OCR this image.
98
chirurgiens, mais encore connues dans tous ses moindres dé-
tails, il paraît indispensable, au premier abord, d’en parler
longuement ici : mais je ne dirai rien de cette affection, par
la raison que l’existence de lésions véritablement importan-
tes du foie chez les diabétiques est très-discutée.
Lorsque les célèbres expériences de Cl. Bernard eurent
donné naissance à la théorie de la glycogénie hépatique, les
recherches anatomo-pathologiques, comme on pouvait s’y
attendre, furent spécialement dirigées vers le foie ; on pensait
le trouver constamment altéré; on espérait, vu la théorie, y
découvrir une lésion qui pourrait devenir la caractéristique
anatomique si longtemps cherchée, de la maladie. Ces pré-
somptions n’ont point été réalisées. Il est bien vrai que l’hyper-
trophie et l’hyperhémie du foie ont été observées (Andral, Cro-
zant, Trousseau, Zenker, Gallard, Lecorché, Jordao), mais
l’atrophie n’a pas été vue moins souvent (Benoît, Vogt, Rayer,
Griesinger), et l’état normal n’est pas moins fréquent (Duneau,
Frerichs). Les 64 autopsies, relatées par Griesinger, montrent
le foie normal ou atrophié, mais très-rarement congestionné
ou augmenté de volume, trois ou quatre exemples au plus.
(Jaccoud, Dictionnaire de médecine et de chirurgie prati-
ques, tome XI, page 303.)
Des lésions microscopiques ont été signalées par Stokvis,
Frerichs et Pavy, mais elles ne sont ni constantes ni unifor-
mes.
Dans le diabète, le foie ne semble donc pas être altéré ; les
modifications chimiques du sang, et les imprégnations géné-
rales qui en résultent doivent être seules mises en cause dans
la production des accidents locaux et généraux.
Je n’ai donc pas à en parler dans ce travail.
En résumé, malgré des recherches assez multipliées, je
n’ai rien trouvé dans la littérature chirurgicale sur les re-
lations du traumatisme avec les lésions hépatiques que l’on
---+---
Go through the entries above and pull out each line with "être" in it.

**Output:**
Dans le diabète, le foie ne semble donc pas être altéré ; les
rales qui en résultent doivent être seules mises en cause dans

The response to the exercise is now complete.